(Figure record listings)
--
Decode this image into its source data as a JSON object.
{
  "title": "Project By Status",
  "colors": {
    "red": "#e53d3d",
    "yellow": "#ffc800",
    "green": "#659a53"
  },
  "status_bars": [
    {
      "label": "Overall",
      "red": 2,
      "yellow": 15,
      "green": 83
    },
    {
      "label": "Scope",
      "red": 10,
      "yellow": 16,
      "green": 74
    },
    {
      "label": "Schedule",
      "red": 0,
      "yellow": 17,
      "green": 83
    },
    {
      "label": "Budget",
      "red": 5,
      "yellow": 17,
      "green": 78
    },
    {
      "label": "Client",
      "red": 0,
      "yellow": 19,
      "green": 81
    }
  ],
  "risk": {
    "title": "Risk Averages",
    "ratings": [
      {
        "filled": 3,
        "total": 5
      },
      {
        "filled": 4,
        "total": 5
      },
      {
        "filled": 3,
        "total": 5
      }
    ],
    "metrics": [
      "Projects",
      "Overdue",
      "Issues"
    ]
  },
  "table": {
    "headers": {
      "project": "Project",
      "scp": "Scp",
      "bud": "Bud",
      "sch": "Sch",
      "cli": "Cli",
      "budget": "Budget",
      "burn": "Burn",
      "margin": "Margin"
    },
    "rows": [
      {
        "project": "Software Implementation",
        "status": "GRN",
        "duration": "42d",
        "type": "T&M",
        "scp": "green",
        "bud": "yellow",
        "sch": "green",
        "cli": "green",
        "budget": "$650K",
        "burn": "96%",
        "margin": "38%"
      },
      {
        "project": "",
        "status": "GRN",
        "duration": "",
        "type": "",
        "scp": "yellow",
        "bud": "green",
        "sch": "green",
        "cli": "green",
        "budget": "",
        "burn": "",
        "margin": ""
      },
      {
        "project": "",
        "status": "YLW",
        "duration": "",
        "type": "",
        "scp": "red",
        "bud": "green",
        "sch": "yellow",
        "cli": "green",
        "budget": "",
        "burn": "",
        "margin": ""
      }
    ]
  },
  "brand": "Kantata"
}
--
Your goal: Out of the preceding entries, pull every line containing the string "title".

Exercise answer:
  "title": "Project By Status",
    "title": "Risk Averages",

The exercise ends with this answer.